Exercise task:
The records below must be duplicated exactly, character for character.

Dataset:
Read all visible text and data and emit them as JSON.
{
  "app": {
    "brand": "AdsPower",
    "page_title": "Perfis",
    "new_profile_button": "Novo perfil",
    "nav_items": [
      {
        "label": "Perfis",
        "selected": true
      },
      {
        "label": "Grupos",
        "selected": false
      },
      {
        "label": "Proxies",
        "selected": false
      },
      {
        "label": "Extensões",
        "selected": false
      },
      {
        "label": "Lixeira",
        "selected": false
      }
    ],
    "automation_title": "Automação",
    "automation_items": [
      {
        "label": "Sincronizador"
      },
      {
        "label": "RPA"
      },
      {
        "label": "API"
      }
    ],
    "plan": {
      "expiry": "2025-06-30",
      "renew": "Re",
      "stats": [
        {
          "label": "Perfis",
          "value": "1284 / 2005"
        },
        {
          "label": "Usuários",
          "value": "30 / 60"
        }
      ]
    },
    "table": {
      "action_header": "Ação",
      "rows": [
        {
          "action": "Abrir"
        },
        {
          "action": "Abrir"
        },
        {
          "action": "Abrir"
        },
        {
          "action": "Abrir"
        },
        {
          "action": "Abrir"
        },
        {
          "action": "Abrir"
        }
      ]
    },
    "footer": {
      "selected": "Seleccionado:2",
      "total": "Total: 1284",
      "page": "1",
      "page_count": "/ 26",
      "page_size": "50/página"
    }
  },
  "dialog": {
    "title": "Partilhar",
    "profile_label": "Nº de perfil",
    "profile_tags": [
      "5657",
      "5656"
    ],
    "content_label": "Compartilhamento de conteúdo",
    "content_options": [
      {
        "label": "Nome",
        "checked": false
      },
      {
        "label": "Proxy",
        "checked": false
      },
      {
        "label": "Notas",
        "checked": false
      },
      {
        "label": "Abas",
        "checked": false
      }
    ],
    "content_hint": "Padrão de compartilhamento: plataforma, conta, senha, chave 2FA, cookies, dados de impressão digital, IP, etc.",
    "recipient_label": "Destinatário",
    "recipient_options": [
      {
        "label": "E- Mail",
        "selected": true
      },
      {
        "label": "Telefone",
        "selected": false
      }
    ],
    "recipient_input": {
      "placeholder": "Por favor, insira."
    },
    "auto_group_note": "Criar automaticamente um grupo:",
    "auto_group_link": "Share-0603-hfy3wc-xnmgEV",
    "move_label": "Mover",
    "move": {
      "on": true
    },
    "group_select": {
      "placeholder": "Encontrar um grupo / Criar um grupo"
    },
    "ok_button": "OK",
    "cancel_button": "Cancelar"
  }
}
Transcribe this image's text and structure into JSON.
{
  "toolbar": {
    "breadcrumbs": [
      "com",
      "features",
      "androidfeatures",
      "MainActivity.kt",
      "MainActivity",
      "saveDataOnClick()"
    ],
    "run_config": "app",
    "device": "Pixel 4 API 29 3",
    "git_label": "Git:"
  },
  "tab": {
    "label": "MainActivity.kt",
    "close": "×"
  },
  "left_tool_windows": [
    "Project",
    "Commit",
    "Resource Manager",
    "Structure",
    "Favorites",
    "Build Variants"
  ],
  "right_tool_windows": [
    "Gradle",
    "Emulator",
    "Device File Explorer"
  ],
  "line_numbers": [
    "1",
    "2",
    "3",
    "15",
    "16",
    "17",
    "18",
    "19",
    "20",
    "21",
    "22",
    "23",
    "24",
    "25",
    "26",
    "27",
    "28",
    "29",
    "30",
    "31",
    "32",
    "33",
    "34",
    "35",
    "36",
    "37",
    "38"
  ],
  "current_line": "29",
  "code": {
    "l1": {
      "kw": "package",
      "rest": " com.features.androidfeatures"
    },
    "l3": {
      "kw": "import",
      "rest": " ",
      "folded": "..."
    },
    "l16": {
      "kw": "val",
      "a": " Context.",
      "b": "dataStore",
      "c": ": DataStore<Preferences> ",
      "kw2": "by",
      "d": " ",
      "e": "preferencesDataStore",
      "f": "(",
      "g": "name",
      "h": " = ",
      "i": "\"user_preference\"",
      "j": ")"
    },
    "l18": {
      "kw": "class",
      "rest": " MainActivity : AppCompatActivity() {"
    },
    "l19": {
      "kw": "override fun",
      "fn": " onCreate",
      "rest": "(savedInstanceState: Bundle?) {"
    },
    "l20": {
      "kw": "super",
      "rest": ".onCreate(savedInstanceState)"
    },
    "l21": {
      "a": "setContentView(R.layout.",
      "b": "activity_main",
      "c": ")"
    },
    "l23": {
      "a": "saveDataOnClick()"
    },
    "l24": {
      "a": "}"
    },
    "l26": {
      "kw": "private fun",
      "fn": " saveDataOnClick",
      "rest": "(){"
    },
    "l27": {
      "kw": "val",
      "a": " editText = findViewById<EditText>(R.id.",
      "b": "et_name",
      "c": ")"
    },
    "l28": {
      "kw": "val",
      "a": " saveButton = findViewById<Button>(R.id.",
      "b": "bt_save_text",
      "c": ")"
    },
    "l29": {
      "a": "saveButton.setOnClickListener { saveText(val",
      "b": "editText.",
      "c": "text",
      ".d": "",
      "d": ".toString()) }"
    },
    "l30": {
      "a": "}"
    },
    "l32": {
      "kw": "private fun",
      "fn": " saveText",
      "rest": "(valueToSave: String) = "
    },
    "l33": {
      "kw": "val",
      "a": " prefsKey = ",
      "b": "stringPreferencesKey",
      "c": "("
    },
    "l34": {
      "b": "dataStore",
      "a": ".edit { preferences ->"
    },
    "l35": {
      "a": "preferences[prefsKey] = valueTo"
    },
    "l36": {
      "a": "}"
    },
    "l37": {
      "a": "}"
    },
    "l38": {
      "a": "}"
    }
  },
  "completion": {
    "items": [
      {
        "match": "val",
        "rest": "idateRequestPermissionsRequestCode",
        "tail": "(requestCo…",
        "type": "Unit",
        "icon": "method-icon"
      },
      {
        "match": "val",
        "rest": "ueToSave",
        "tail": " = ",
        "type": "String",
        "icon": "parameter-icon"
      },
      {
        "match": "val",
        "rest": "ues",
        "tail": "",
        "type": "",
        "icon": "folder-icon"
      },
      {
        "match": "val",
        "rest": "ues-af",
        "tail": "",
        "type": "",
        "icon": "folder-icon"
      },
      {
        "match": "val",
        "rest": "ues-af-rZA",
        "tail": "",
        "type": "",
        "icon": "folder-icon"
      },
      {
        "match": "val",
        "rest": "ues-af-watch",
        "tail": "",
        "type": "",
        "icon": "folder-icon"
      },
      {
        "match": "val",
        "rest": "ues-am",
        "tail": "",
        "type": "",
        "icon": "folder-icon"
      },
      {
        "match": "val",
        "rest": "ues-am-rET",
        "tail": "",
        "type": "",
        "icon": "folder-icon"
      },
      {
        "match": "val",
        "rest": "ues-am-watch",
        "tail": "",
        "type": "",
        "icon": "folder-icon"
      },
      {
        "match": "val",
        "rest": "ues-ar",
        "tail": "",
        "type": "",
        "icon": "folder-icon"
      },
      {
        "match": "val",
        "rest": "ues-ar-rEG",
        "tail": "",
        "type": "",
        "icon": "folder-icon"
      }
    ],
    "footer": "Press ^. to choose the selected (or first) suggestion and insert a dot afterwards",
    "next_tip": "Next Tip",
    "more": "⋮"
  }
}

Result of the task:
Read all visible text and data and emit them as JSON.
{
  "app": {
    "brand": "AdsPower",
    "page_title": "Perfis",
    "new_profile_button": "Novo perfil",
    "nav_items": [
      {
        "label": "Perfis",
        "selected": true
      },
      {
        "label": "Grupos",
        "selected": false
      },
      {
        "label": "Proxies",
        "selected": false
      },
      {
        "label": "Extensões",
        "selected": false
      },
      {
        "label": "Lixeira",
        "selected": false
      }
    ],
    "automation_title": "Automação",
    "automation_items": [
      {
        "label": "Sincronizador"
      },
      {
        "label": "RPA"
      },
      {
        "label": "API"
      }
    ],
    "plan": {
      "expiry": "2025-06-30",
      "renew": "Re",
      "stats": [
        {
          "label": "Perfis",
          "value": "1284 / 2005"
        },
        {
          "label": "Usuários",
          "value": "30 / 60"
        }
      ]
    },
    "table": {
      "action_header": "Ação",
      "rows": [
        {
          "action": "Abrir"
        },
        {
          "action": "Abrir"
        },
        {
          "action": "Abrir"
        },
        {
          "action": "Abrir"
        },
        {
          "action": "Abrir"
        },
        {
          "action": "Abrir"
        }
      ]
    },
    "footer": {
      "selected": "Seleccionado:2",
      "total": "Total: 1284",
      "page": "1",
      "page_count": "/ 26",
      "page_size": "50/página"
    }
  },
  "dialog": {
    "title": "Partilhar",
    "profile_label": "Nº de perfil",
    "profile_tags": [
      "5657",
      "5656"
    ],
    "content_label": "Compartilhamento de conteúdo",
    "content_options": [
      {
        "label": "Nome",
        "checked": false
      },
      {
        "label": "Proxy",
        "checked": false
      },
      {
        "label": "Notas",
        "checked": false
      },
      {
        "label": "Abas",
        "checked": false
      }
    ],
    "content_hint": "Padrão de compartilhamento: plataforma, conta, senha, chave 2FA, cookies, dados de impressão digital, IP, etc.",
    "recipient_label": "Destinatário",
    "recipient_options": [
      {
        "label": "E- Mail",
        "selected": true
      },
      {
        "label": "Telefone",
        "selected": false
      }
    ],
    "recipient_input": {
      "placeholder": "Por favor, insira."
    },
    "auto_group_note": "Criar automaticamente um grupo:",
    "auto_group_link": "Share-0603-hfy3wc-xnmgEV",
    "move_label": "Mover",
    "move": {
      "on": true
    },
    "group_select": {
      "placeholder": "Encontrar um grupo / Criar um grupo"
    },
    "ok_button": "OK",
    "cancel_button": "Cancelar"
  }
}
Transcribe this image's text and structure into JSON.
{
  "toolbar": {
    "breadcrumbs": [
      "com",
      "features",
      "androidfeatures",
      "MainActivity.kt",
      "MainActivity",
      "saveDataOnClick()"
    ],
    "run_config": "app",
    "device": "Pixel 4 API 29 3",
    "git_label": "Git:"
  },
  "tab": {
    "label": "MainActivity.kt",
    "close": "×"
  },
  "left_tool_windows": [
    "Project",
    "Commit",
    "Resource Manager",
    "Structure",
    "Favorites",
    "Build Variants"
  ],
  "right_tool_windows": [
    "Gradle",
    "Emulator",
    "Device File Explorer"
  ],
  "line_numbers": [
    "1",
    "2",
    "3",
    "15",
    "16",
    "17",
    "18",
    "19",
    "20",
    "21",
    "22",
    "23",
    "24",
    "25",
    "26",
    "27",
    "28",
    "29",
    "30",
    "31",
    "32",
    "33",
    "34",
    "35",
    "36",
    "37",
    "38"
  ],
  "current_line": "29",
  "code": {
    "l1": {
      "kw": "package",
      "rest": " com.features.androidfeatures"
    },
    "l3": {
      "kw": "import",
      "rest": " ",
      "folded": "..."
    },
    "l16": {
      "kw": "val",
      "a": " Context.",
      "b": "dataStore",
      "c": ": DataStore<Preferences> ",
      "kw2": "by",
      "d": " ",
      "e": "preferencesDataStore",
      "f": "(",
      "g": "name",
      "h": " = ",
      "i": "\"user_preference\"",
      "j": ")"
    },
    "l18": {
      "kw": "class",
      "rest": " MainActivity : AppCompatActivity() {"
    },
    "l19": {
      "kw": "override fun",
      "fn": " onCreate",
      "rest": "(savedInstanceState: Bundle?) {"
    },
    "l20": {
      "kw": "super",
      "rest": ".onCreate(savedInstanceState)"
    },
    "l21": {
      "a": "setContentView(R.layout.",
      "b": "activity_main",
      "c": ")"
    },
    "l23": {
      "a": "saveDataOnClick()"
    },
    "l24": {
      "a": "}"
    },
    "l26": {
      "kw": "private fun",
      "fn": " saveDataOnClick",
      "rest": "(){"
    },
    "l27": {
      "kw": "val",
      "a": " editText = findViewById<EditText>(R.id.",
      "b": "et_name",
      "c": ")"
    },
    "l28": {
      "kw": "val",
      "a": " saveButton = findViewById<Button>(R.id.",
      "b": "bt_save_text",
      "c": ")"
    },
    "l29": {
      "a": "saveButton.setOnClickListener { saveText(val",
      "b": "editText.",
      "c": "text",
      ".d": "",
      "d": ".toString()) }"
    },
    "l30": {
      "a": "}"
    },
    "l32": {
      "kw": "private fun",
      "fn": " saveText",
      "rest": "(valueToSave: String) = "
    },
    "l33": {
      "kw": "val",
      "a": " prefsKey = ",
      "b": "stringPreferencesKey",
      "c": "("
    },
    "l34": {
      "b": "dataStore",
      "a": ".edit { preferences ->"
    },
    "l35": {
      "a": "preferences[prefsKey] = valueTo"
    },
    "l36": {
      "a": "}"
    },
    "l37": {
      "a": "}"
    },
    "l38": {
      "a": "}"
    }
  },
  "completion": {
    "items": [
      {
        "match": "val",
        "rest": "idateRequestPermissionsRequestCode",
        "tail": "(requestCo…",
        "type": "Unit",
        "icon": "method-icon"
      },
      {
        "match": "val",
        "rest": "ueToSave",
        "tail": " = ",
        "type": "String",
        "icon": "parameter-icon"
      },
      {
        "match": "val",
        "rest": "ues",
        "tail": "",
        "type": "",
        "icon": "folder-icon"
      },
      {
        "match": "val",
        "rest": "ues-af",
        "tail": "",
        "type": "",
        "icon": "folder-icon"
      },
      {
        "match": "val",
        "rest": "ues-af-rZA",
        "tail": "",
        "type": "",
        "icon": "folder-icon"
      },
      {
        "match": "val",
        "rest": "ues-af-watch",
        "tail": "",
        "type": "",
        "icon": "folder-icon"
      },
      {
        "match": "val",
        "rest": "ues-am",
        "tail": "",
        "type": "",
        "icon": "folder-icon"
      },
      {
        "match": "val",
        "rest": "ues-am-rET",
        "tail": "",
        "type": "",
        "icon": "folder-icon"
      },
      {
        "match": "val",
        "rest": "ues-am-watch",
        "tail": "",
        "type": "",
        "icon": "folder-icon"
      },
      {
        "match": "val",
        "rest": "ues-ar",
        "tail": "",
        "type": "",
        "icon": "folder-icon"
      },
      {
        "match": "val",
        "rest": "ues-ar-rEG",
        "tail": "",
        "type": "",
        "icon": "folder-icon"
      }
    ],
    "footer": "Press ^. to choose the selected (or first) suggestion and insert a dot afterwards",
    "next_tip": "Next Tip",
    "more": "⋮"
  }
}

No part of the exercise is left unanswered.